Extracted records
┄┄┄┄┄┄
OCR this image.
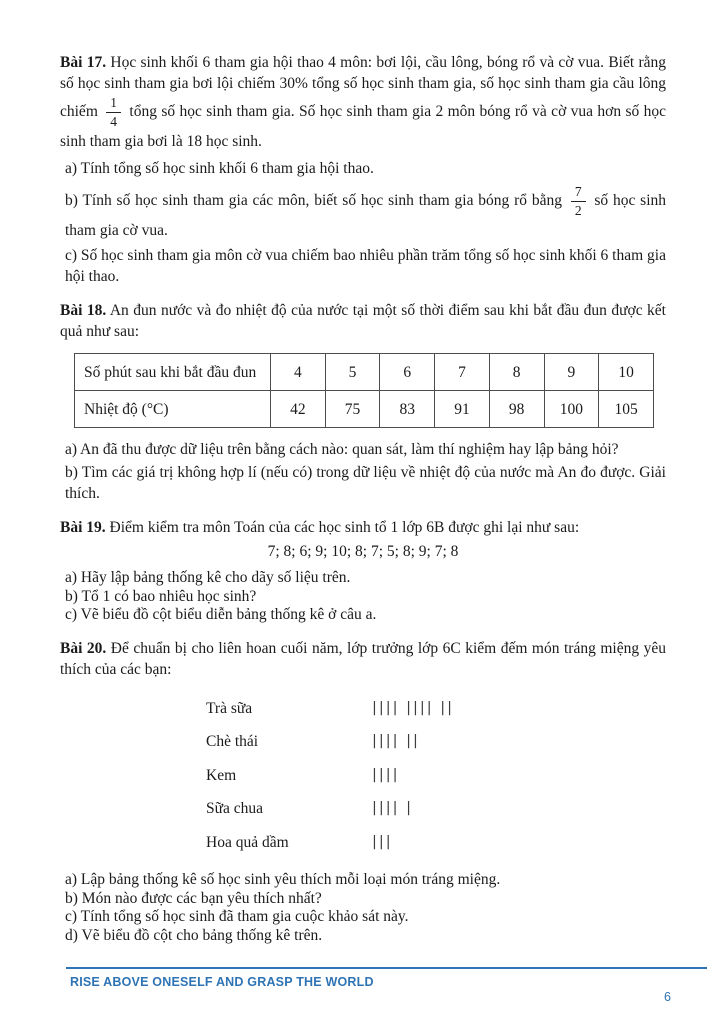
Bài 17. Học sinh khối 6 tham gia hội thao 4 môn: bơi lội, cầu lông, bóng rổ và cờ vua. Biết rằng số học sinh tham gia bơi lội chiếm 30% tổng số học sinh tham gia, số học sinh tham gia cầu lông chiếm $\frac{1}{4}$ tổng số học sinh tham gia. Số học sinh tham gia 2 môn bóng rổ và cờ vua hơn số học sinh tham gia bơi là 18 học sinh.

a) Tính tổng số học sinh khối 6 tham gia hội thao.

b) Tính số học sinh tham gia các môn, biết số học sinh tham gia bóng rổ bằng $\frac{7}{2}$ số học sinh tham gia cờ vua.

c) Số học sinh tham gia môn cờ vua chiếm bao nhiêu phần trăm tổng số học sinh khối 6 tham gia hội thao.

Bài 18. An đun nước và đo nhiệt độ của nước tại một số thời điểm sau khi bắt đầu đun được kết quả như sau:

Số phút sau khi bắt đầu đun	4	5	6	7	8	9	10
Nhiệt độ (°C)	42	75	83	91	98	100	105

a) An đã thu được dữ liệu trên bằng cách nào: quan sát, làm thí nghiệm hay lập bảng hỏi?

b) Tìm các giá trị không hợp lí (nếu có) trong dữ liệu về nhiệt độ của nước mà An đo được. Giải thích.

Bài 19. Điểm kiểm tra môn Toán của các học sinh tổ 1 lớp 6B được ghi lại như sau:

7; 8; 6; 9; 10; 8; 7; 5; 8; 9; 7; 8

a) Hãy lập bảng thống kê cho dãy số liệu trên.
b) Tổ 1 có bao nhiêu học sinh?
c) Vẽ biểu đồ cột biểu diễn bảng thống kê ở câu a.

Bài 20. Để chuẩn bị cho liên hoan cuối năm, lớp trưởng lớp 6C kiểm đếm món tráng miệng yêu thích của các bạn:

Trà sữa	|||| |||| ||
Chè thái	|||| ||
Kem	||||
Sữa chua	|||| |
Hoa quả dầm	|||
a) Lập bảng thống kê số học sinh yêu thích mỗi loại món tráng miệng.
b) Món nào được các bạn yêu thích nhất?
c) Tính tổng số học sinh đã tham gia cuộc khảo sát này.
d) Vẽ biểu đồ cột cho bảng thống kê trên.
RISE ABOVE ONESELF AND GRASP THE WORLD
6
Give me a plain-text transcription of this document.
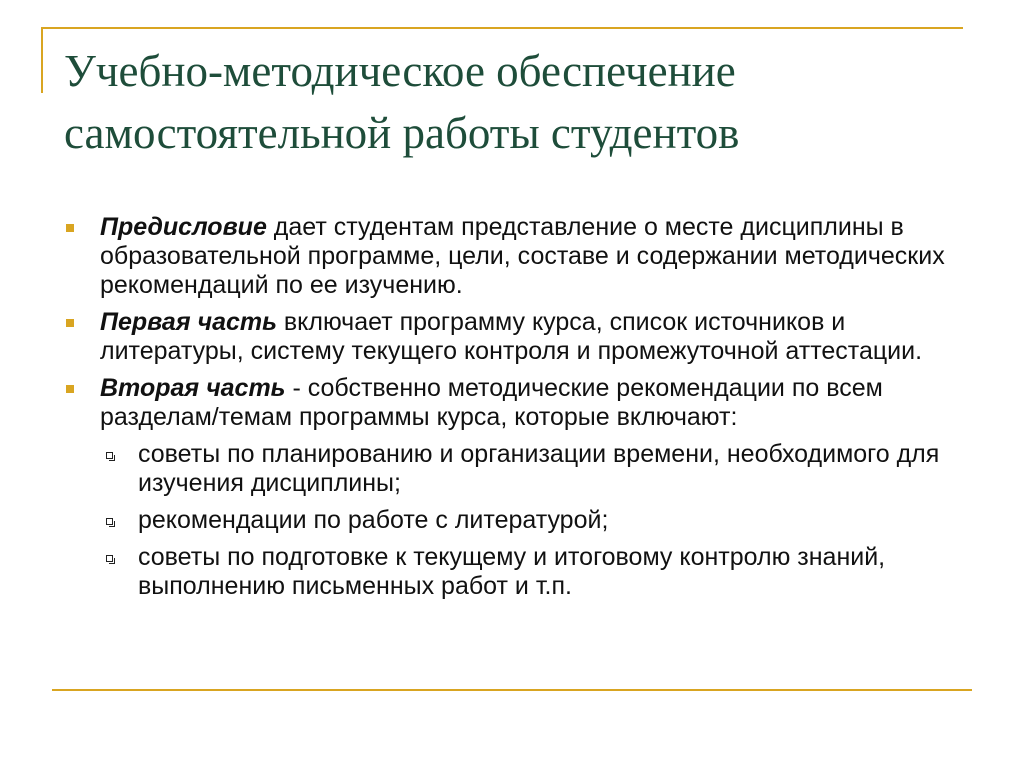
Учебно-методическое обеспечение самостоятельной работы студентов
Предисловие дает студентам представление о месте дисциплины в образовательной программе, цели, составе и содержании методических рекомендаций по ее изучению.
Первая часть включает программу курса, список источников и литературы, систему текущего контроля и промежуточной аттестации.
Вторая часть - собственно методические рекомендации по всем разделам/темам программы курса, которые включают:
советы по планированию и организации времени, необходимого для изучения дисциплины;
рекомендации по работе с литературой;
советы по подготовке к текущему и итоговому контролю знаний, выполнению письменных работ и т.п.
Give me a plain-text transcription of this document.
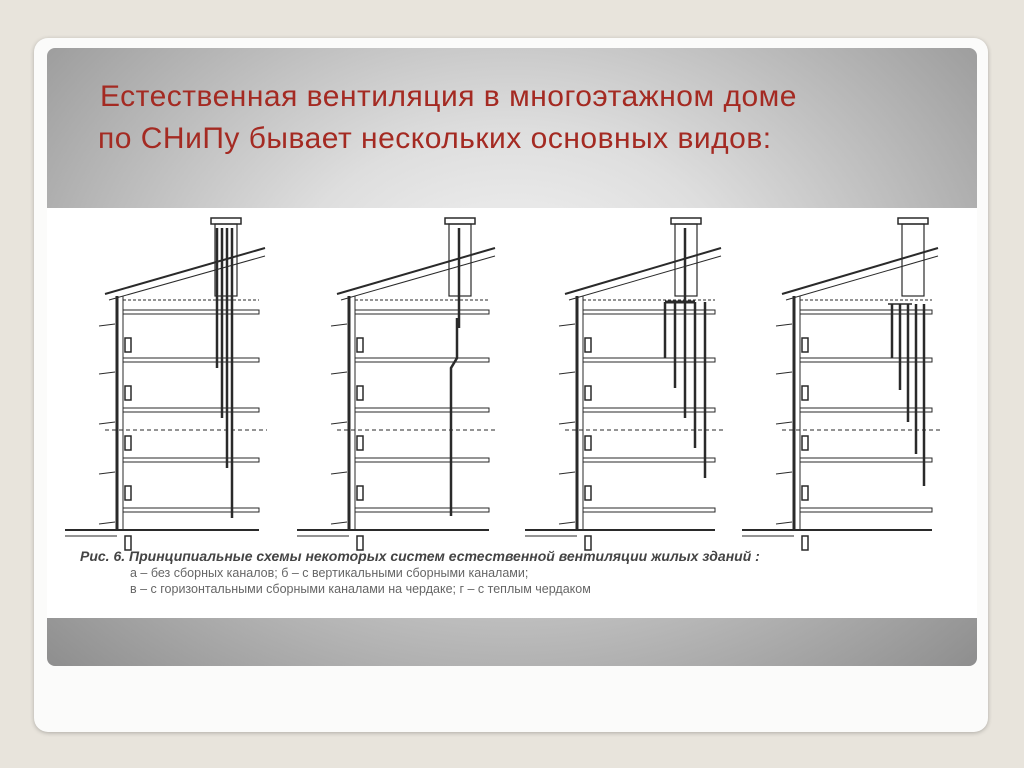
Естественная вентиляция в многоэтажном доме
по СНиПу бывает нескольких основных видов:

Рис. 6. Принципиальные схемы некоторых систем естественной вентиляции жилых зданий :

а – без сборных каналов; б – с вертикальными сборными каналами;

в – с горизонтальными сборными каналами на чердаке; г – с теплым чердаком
┄┄┄┄┄┄
▶ OBJECTIVE:
Images in the data above are to be skipped. Retype all other material exactly.

▶ RESPONSE FOR THIS EXERCISE:
OCR this image.
Bài 17. Học sinh khối 6 tham gia hội thao 4 môn: bơi lội, cầu lông, bóng rổ và cờ vua. Biết rằng số học sinh tham gia bơi lội chiếm 30% tổng số học sinh tham gia, số học sinh tham gia cầu lông chiếm $\frac{1}{4}$ tổng số học sinh tham gia. Số học sinh tham gia 2 môn bóng rổ và cờ vua hơn số học sinh tham gia bơi là 18 học sinh.

a) Tính tổng số học sinh khối 6 tham gia hội thao.

b) Tính số học sinh tham gia các môn, biết số học sinh tham gia bóng rổ bằng $\frac{7}{2}$ số học sinh tham gia cờ vua.

c) Số học sinh tham gia môn cờ vua chiếm bao nhiêu phần trăm tổng số học sinh khối 6 tham gia hội thao.

Bài 18. An đun nước và đo nhiệt độ của nước tại một số thời điểm sau khi bắt đầu đun được kết quả như sau:

Số phút sau khi bắt đầu đun	4	5	6	7	8	9	10
Nhiệt độ (°C)	42	75	83	91	98	100	105

a) An đã thu được dữ liệu trên bằng cách nào: quan sát, làm thí nghiệm hay lập bảng hỏi?

b) Tìm các giá trị không hợp lí (nếu có) trong dữ liệu về nhiệt độ của nước mà An đo được. Giải thích.

Bài 19. Điểm kiểm tra môn Toán của các học sinh tổ 1 lớp 6B được ghi lại như sau:

7; 8; 6; 9; 10; 8; 7; 5; 8; 9; 7; 8

a) Hãy lập bảng thống kê cho dãy số liệu trên.
b) Tổ 1 có bao nhiêu học sinh?
c) Vẽ biểu đồ cột biểu diễn bảng thống kê ở câu a.

Bài 20. Để chuẩn bị cho liên hoan cuối năm, lớp trưởng lớp 6C kiểm đếm món tráng miệng yêu thích của các bạn:

Trà sữa	|||| |||| ||
Chè thái	|||| ||
Kem	||||
Sữa chua	|||| |
Hoa quả dầm	|||
a) Lập bảng thống kê số học sinh yêu thích mỗi loại món tráng miệng.
b) Món nào được các bạn yêu thích nhất?
c) Tính tổng số học sinh đã tham gia cuộc khảo sát này.
d) Vẽ biểu đồ cột cho bảng thống kê trên.
RISE ABOVE ONESELF AND GRASP THE WORLD
6
Give me a plain-text transcription of this document.
Учебно-методическое обеспечение самостоятельной работы студентов
Предисловие дает студентам представление о месте дисциплины в образовательной программе, цели, составе и содержании методических рекомендаций по ее изучению.
Первая часть включает программу курса, список источников и литературы, систему текущего контроля и промежуточной аттестации.
Вторая часть - собственно методические рекомендации по всем разделам/темам программы курса, которые включают:
советы по планированию и организации времени, необходимого для изучения дисциплины;
рекомендации по работе с литературой;
советы по подготовке к текущему и итоговому контролю знаний, выполнению письменных работ и т.п.
Give me a plain-text transcription of this document.
Естественная вентиляция в многоэтажном доме
по СНиПу бывает нескольких основных видов:

Рис. 6. Принципиальные схемы некоторых систем естественной вентиляции жилых зданий :

а – без сборных каналов; б – с вертикальными сборными каналами;

в – с горизонтальными сборными каналами на чердаке; г – с теплым чердаком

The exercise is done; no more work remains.